— Start Stored records —

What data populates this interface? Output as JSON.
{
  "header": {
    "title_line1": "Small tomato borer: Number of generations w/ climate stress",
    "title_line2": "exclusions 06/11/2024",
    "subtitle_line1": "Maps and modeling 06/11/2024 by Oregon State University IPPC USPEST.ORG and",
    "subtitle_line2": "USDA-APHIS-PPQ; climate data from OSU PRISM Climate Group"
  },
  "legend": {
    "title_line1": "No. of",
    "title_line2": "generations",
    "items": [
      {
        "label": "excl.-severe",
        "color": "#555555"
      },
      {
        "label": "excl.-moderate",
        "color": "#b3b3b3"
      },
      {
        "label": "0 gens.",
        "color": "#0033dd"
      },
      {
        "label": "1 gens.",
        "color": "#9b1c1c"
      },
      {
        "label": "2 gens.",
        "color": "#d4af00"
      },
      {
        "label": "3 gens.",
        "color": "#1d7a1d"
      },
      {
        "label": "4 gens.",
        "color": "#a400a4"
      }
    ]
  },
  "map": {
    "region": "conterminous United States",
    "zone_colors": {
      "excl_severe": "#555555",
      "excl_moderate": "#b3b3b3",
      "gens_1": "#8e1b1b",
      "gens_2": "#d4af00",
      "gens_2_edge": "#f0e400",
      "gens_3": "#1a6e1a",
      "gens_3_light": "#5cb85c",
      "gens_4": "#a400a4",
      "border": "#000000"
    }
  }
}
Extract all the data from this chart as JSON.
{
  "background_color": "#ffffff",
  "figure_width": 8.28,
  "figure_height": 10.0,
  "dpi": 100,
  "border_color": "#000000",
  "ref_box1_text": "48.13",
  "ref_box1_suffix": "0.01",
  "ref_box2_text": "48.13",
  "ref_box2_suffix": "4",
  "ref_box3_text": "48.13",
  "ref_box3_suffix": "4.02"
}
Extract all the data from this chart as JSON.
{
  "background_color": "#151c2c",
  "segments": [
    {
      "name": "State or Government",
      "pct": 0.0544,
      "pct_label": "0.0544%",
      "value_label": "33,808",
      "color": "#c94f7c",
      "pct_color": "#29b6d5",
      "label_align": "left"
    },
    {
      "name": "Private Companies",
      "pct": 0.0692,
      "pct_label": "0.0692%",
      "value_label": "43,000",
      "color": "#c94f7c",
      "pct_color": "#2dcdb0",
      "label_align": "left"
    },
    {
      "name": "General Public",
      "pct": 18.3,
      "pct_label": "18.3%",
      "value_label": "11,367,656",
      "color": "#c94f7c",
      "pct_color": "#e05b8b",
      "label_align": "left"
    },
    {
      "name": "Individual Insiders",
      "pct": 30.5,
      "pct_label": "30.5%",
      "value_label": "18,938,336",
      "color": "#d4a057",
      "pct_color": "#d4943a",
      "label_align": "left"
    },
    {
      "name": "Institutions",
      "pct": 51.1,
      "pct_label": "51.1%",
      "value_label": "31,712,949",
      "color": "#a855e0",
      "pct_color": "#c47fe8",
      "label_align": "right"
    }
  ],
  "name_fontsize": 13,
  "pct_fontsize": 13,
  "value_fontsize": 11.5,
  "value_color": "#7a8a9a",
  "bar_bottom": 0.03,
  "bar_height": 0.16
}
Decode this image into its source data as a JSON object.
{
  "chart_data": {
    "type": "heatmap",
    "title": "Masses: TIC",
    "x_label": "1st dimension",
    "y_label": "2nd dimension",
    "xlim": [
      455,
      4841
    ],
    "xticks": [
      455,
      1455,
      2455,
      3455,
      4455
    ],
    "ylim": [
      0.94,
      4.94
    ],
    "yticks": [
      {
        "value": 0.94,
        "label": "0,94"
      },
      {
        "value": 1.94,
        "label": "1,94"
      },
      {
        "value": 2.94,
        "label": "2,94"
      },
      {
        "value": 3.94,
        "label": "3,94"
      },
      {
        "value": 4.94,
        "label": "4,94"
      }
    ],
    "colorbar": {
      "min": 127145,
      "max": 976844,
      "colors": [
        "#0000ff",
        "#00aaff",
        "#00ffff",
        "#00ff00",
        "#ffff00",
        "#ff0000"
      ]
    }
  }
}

— End Stored records —

- [Problem statement] Extract, word for word, each line of the listing above.

- [Output of the task]
What data populates this interface? Output as JSON.
{
  "header": {
    "title_line1": "Small tomato borer: Number of generations w/ climate stress",
    "title_line2": "exclusions 06/11/2024",
    "subtitle_line1": "Maps and modeling 06/11/2024 by Oregon State University IPPC USPEST.ORG and",
    "subtitle_line2": "USDA-APHIS-PPQ; climate data from OSU PRISM Climate Group"
  },
  "legend": {
    "title_line1": "No. of",
    "title_line2": "generations",
    "items": [
      {
        "label": "excl.-severe",
        "color": "#555555"
      },
      {
        "label": "excl.-moderate",
        "color": "#b3b3b3"
      },
      {
        "label": "0 gens.",
        "color": "#0033dd"
      },
      {
        "label": "1 gens.",
        "color": "#9b1c1c"
      },
      {
        "label": "2 gens.",
        "color": "#d4af00"
      },
      {
        "label": "3 gens.",
        "color": "#1d7a1d"
      },
      {
        "label": "4 gens.",
        "color": "#a400a4"
      }
    ]
  },
  "map": {
    "region": "conterminous United States",
    "zone_colors": {
      "excl_severe": "#555555",
      "excl_moderate": "#b3b3b3",
      "gens_1": "#8e1b1b",
      "gens_2": "#d4af00",
      "gens_2_edge": "#f0e400",
      "gens_3": "#1a6e1a",
      "gens_3_light": "#5cb85c",
      "gens_4": "#a400a4",
      "border": "#000000"
    }
  }
}
Extract all the data from this chart as JSON.
{
  "background_color": "#ffffff",
  "figure_width": 8.28,
  "figure_height": 10.0,
  "dpi": 100,
  "border_color": "#000000",
  "ref_box1_text": "48.13",
  "ref_box1_suffix": "0.01",
  "ref_box2_text": "48.13",
  "ref_box2_suffix": "4",
  "ref_box3_text": "48.13",
  "ref_box3_suffix": "4.02"
}
Extract all the data from this chart as JSON.
{
  "background_color": "#151c2c",
  "segments": [
    {
      "name": "State or Government",
      "pct": 0.0544,
      "pct_label": "0.0544%",
      "value_label": "33,808",
      "color": "#c94f7c",
      "pct_color": "#29b6d5",
      "label_align": "left"
    },
    {
      "name": "Private Companies",
      "pct": 0.0692,
      "pct_label": "0.0692%",
      "value_label": "43,000",
      "color": "#c94f7c",
      "pct_color": "#2dcdb0",
      "label_align": "left"
    },
    {
      "name": "General Public",
      "pct": 18.3,
      "pct_label": "18.3%",
      "value_label": "11,367,656",
      "color": "#c94f7c",
      "pct_color": "#e05b8b",
      "label_align": "left"
    },
    {
      "name": "Individual Insiders",
      "pct": 30.5,
      "pct_label": "30.5%",
      "value_label": "18,938,336",
      "color": "#d4a057",
      "pct_color": "#d4943a",
      "label_align": "left"
    },
    {
      "name": "Institutions",
      "pct": 51.1,
      "pct_label": "51.1%",
      "value_label": "31,712,949",
      "color": "#a855e0",
      "pct_color": "#c47fe8",
      "label_align": "right"
    }
  ],
  "name_fontsize": 13,
  "pct_fontsize": 13,
  "value_fontsize": 11.5,
  "value_color": "#7a8a9a",
  "bar_bottom": 0.03,
  "bar_height": 0.16
}
Decode this image into its source data as a JSON object.
{
  "chart_data": {
    "type": "heatmap",
    "title": "Masses: TIC",
    "x_label": "1st dimension",
    "y_label": "2nd dimension",
    "xlim": [
      455,
      4841
    ],
    "xticks": [
      455,
      1455,
      2455,
      3455,
      4455
    ],
    "ylim": [
      0.94,
      4.94
    ],
    "yticks": [
      {
        "value": 0.94,
        "label": "0,94"
      },
      {
        "value": 1.94,
        "label": "1,94"
      },
      {
        "value": 2.94,
        "label": "2,94"
      },
      {
        "value": 3.94,
        "label": "3,94"
      },
      {
        "value": 4.94,
        "label": "4,94"
      }
    ],
    "colorbar": {
      "min": 127145,
      "max": 976844,
      "colors": [
        "#0000ff",
        "#00aaff",
        "#00ffff",
        "#00ff00",
        "#ffff00",
        "#ff0000"
      ]
    }
  }
}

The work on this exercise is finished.